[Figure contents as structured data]
*-*-*
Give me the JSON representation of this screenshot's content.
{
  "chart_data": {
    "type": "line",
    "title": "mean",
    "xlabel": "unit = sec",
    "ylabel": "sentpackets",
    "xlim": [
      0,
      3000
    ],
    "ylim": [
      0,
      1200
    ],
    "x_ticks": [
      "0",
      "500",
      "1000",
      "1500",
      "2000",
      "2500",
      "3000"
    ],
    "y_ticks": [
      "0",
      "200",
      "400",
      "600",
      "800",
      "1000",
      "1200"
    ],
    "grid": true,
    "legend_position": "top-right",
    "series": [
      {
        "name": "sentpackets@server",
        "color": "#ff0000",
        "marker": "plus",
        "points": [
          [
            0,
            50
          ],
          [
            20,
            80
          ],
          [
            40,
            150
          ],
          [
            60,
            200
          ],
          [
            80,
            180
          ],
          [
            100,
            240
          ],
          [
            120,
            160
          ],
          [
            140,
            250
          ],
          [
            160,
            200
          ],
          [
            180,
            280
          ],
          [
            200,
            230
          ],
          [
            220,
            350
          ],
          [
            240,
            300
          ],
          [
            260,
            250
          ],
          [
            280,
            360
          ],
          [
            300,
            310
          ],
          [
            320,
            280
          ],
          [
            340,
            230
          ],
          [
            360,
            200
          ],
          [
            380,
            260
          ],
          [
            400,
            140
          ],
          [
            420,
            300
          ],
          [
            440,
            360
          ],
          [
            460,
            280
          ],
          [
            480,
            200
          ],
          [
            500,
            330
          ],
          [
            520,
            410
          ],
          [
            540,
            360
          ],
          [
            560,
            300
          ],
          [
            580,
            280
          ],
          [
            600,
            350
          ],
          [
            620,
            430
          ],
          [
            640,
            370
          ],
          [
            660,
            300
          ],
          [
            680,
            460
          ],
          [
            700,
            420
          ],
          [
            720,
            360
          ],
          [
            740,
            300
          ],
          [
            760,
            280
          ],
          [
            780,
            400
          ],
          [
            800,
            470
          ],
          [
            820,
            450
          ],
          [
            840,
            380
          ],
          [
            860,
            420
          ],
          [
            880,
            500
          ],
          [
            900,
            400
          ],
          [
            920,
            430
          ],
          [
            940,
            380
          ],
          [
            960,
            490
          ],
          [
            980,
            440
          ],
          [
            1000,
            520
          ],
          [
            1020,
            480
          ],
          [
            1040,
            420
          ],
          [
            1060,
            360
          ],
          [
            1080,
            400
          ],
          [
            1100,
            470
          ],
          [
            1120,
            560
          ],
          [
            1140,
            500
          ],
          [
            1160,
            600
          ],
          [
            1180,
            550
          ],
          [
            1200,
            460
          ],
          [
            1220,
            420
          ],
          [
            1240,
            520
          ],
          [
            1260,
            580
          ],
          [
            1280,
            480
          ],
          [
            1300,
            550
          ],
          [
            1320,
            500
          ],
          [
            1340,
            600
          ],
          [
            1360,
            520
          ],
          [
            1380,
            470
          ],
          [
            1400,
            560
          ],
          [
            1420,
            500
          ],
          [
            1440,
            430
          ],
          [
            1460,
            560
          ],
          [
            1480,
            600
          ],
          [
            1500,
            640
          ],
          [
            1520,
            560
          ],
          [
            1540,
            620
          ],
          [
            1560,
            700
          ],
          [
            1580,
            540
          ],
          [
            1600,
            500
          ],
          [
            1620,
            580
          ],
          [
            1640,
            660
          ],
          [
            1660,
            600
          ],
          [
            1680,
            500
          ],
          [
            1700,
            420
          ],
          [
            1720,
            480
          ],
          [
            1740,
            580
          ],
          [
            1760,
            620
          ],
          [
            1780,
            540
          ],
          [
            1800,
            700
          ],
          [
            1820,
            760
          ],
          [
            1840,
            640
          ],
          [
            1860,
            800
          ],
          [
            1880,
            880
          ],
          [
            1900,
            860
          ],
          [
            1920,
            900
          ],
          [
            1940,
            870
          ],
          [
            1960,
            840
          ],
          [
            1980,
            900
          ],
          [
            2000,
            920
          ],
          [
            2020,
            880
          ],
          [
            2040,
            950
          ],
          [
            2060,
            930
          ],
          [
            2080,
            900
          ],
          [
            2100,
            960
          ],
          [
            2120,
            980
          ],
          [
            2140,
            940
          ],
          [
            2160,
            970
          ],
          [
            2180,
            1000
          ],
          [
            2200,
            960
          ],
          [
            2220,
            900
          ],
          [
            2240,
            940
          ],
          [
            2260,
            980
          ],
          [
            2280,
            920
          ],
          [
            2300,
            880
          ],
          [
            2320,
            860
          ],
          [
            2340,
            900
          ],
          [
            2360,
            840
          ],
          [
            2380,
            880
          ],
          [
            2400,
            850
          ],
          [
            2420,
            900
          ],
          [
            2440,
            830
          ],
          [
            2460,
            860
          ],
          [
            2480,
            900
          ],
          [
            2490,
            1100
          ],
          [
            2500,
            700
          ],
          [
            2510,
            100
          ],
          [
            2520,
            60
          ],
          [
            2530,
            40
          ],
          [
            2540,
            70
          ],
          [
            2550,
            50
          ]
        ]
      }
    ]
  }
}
*-*-*
Requirements. Write out every entry again, keeping each line exactly the same.

Written answer.
Give me the JSON representation of this screenshot's content.
{
  "chart_data": {
    "type": "line",
    "title": "mean",
    "xlabel": "unit = sec",
    "ylabel": "sentpackets",
    "xlim": [
      0,
      3000
    ],
    "ylim": [
      0,
      1200
    ],
    "x_ticks": [
      "0",
      "500",
      "1000",
      "1500",
      "2000",
      "2500",
      "3000"
    ],
    "y_ticks": [
      "0",
      "200",
      "400",
      "600",
      "800",
      "1000",
      "1200"
    ],
    "grid": true,
    "legend_position": "top-right",
    "series": [
      {
        "name": "sentpackets@server",
        "color": "#ff0000",
        "marker": "plus",
        "points": [
          [
            0,
            50
          ],
          [
            20,
            80
          ],
          [
            40,
            150
          ],
          [
            60,
            200
          ],
          [
            80,
            180
          ],
          [
            100,
            240
          ],
          [
            120,
            160
          ],
          [
            140,
            250
          ],
          [
            160,
            200
          ],
          [
            180,
            280
          ],
          [
            200,
            230
          ],
          [
            220,
            350
          ],
          [
            240,
            300
          ],
          [
            260,
            250
          ],
          [
            280,
            360
          ],
          [
            300,
            310
          ],
          [
            320,
            280
          ],
          [
            340,
            230
          ],
          [
            360,
            200
          ],
          [
            380,
            260
          ],
          [
            400,
            140
          ],
          [
            420,
            300
          ],
          [
            440,
            360
          ],
          [
            460,
            280
          ],
          [
            480,
            200
          ],
          [
            500,
            330
          ],
          [
            520,
            410
          ],
          [
            540,
            360
          ],
          [
            560,
            300
          ],
          [
            580,
            280
          ],
          [
            600,
            350
          ],
          [
            620,
            430
          ],
          [
            640,
            370
          ],
          [
            660,
            300
          ],
          [
            680,
            460
          ],
          [
            700,
            420
          ],
          [
            720,
            360
          ],
          [
            740,
            300
          ],
          [
            760,
            280
          ],
          [
            780,
            400
          ],
          [
            800,
            470
          ],
          [
            820,
            450
          ],
          [
            840,
            380
          ],
          [
            860,
            420
          ],
          [
            880,
            500
          ],
          [
            900,
            400
          ],
          [
            920,
            430
          ],
          [
            940,
            380
          ],
          [
            960,
            490
          ],
          [
            980,
            440
          ],
          [
            1000,
            520
          ],
          [
            1020,
            480
          ],
          [
            1040,
            420
          ],
          [
            1060,
            360
          ],
          [
            1080,
            400
          ],
          [
            1100,
            470
          ],
          [
            1120,
            560
          ],
          [
            1140,
            500
          ],
          [
            1160,
            600
          ],
          [
            1180,
            550
          ],
          [
            1200,
            460
          ],
          [
            1220,
            420
          ],
          [
            1240,
            520
          ],
          [
            1260,
            580
          ],
          [
            1280,
            480
          ],
          [
            1300,
            550
          ],
          [
            1320,
            500
          ],
          [
            1340,
            600
          ],
          [
            1360,
            520
          ],
          [
            1380,
            470
          ],
          [
            1400,
            560
          ],
          [
            1420,
            500
          ],
          [
            1440,
            430
          ],
          [
            1460,
            560
          ],
          [
            1480,
            600
          ],
          [
            1500,
            640
          ],
          [
            1520,
            560
          ],
          [
            1540,
            620
          ],
          [
            1560,
            700
          ],
          [
            1580,
            540
          ],
          [
            1600,
            500
          ],
          [
            1620,
            580
          ],
          [
            1640,
            660
          ],
          [
            1660,
            600
          ],
          [
            1680,
            500
          ],
          [
            1700,
            420
          ],
          [
            1720,
            480
          ],
          [
            1740,
            580
          ],
          [
            1760,
            620
          ],
          [
            1780,
            540
          ],
          [
            1800,
            700
          ],
          [
            1820,
            760
          ],
          [
            1840,
            640
          ],
          [
            1860,
            800
          ],
          [
            1880,
            880
          ],
          [
            1900,
            860
          ],
          [
            1920,
            900
          ],
          [
            1940,
            870
          ],
          [
            1960,
            840
          ],
          [
            1980,
            900
          ],
          [
            2000,
            920
          ],
          [
            2020,
            880
          ],
          [
            2040,
            950
          ],
          [
            2060,
            930
          ],
          [
            2080,
            900
          ],
          [
            2100,
            960
          ],
          [
            2120,
            980
          ],
          [
            2140,
            940
          ],
          [
            2160,
            970
          ],
          [
            2180,
            1000
          ],
          [
            2200,
            960
          ],
          [
            2220,
            900
          ],
          [
            2240,
            940
          ],
          [
            2260,
            980
          ],
          [
            2280,
            920
          ],
          [
            2300,
            880
          ],
          [
            2320,
            860
          ],
          [
            2340,
            900
          ],
          [
            2360,
            840
          ],
          [
            2380,
            880
          ],
          [
            2400,
            850
          ],
          [
            2420,
            900
          ],
          [
            2440,
            830
          ],
          [
            2460,
            860
          ],
          [
            2480,
            900
          ],
          [
            2490,
            1100
          ],
          [
            2500,
            700
          ],
          [
            2510,
            100
          ],
          [
            2520,
            60
          ],
          [
            2530,
            40
          ],
          [
            2540,
            70
          ],
          [
            2550,
            50
          ]
        ]
      }
    ]
  }
}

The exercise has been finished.